───── MATERIAL TO PROCESS ─────

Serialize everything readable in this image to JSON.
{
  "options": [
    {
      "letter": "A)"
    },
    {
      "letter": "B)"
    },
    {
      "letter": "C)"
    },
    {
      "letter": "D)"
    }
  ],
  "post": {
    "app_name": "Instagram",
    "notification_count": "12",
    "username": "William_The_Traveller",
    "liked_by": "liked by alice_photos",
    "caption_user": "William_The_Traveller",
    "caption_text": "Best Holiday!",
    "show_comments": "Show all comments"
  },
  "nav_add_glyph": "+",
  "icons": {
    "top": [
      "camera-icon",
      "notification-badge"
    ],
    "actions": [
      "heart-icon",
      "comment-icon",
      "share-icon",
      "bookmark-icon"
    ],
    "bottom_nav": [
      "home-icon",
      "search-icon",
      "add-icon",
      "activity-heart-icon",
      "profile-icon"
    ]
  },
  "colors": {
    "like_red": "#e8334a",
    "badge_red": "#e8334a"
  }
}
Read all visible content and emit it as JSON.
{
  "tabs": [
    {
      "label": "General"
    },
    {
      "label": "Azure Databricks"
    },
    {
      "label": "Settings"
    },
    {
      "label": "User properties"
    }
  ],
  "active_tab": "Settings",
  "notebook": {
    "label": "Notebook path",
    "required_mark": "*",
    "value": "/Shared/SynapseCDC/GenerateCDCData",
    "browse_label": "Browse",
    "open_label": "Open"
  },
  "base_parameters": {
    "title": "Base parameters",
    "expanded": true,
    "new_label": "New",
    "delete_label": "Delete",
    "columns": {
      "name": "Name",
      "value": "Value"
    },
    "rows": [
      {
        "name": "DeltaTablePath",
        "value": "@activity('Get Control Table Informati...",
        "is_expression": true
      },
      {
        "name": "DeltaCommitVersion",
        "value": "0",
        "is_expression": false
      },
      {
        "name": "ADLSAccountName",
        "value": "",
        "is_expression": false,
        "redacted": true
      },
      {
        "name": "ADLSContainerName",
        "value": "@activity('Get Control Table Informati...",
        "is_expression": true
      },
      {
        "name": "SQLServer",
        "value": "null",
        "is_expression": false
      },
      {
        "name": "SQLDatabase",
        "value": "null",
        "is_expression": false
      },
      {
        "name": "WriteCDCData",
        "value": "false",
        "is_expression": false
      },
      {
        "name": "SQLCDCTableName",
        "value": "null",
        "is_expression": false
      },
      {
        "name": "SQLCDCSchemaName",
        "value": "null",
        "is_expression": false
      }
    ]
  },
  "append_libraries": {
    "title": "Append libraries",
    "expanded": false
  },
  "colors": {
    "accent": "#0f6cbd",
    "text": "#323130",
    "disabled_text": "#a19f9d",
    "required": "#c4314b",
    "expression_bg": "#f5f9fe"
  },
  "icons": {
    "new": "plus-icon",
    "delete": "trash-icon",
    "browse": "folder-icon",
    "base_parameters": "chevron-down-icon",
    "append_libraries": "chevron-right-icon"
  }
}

─────

- [STATED GOAL] Write out the records shown above, exactly as they appear.

- [EXERCISE RESULT]
Serialize everything readable in this image to JSON.
{
  "options": [
    {
      "letter": "A)"
    },
    {
      "letter": "B)"
    },
    {
      "letter": "C)"
    },
    {
      "letter": "D)"
    }
  ],
  "post": {
    "app_name": "Instagram",
    "notification_count": "12",
    "username": "William_The_Traveller",
    "liked_by": "liked by alice_photos",
    "caption_user": "William_The_Traveller",
    "caption_text": "Best Holiday!",
    "show_comments": "Show all comments"
  },
  "nav_add_glyph": "+",
  "icons": {
    "top": [
      "camera-icon",
      "notification-badge"
    ],
    "actions": [
      "heart-icon",
      "comment-icon",
      "share-icon",
      "bookmark-icon"
    ],
    "bottom_nav": [
      "home-icon",
      "search-icon",
      "add-icon",
      "activity-heart-icon",
      "profile-icon"
    ]
  },
  "colors": {
    "like_red": "#e8334a",
    "badge_red": "#e8334a"
  }
}
Read all visible content and emit it as JSON.
{
  "tabs": [
    {
      "label": "General"
    },
    {
      "label": "Azure Databricks"
    },
    {
      "label": "Settings"
    },
    {
      "label": "User properties"
    }
  ],
  "active_tab": "Settings",
  "notebook": {
    "label": "Notebook path",
    "required_mark": "*",
    "value": "/Shared/SynapseCDC/GenerateCDCData",
    "browse_label": "Browse",
    "open_label": "Open"
  },
  "base_parameters": {
    "title": "Base parameters",
    "expanded": true,
    "new_label": "New",
    "delete_label": "Delete",
    "columns": {
      "name": "Name",
      "value": "Value"
    },
    "rows": [
      {
        "name": "DeltaTablePath",
        "value": "@activity('Get Control Table Informati...",
        "is_expression": true
      },
      {
        "name": "DeltaCommitVersion",
        "value": "0",
        "is_expression": false
      },
      {
        "name": "ADLSAccountName",
        "value": "",
        "is_expression": false,
        "redacted": true
      },
      {
        "name": "ADLSContainerName",
        "value": "@activity('Get Control Table Informati...",
        "is_expression": true
      },
      {
        "name": "SQLServer",
        "value": "null",
        "is_expression": false
      },
      {
        "name": "SQLDatabase",
        "value": "null",
        "is_expression": false
      },
      {
        "name": "WriteCDCData",
        "value": "false",
        "is_expression": false
      },
      {
        "name": "SQLCDCTableName",
        "value": "null",
        "is_expression": false
      },
      {
        "name": "SQLCDCSchemaName",
        "value": "null",
        "is_expression": false
      }
    ]
  },
  "append_libraries": {
    "title": "Append libraries",
    "expanded": false
  },
  "colors": {
    "accent": "#0f6cbd",
    "text": "#323130",
    "disabled_text": "#a19f9d",
    "required": "#c4314b",
    "expression_bg": "#f5f9fe"
  },
  "icons": {
    "new": "plus-icon",
    "delete": "trash-icon",
    "browse": "folder-icon",
    "base_parameters": "chevron-down-icon",
    "append_libraries": "chevron-right-icon"
  }
}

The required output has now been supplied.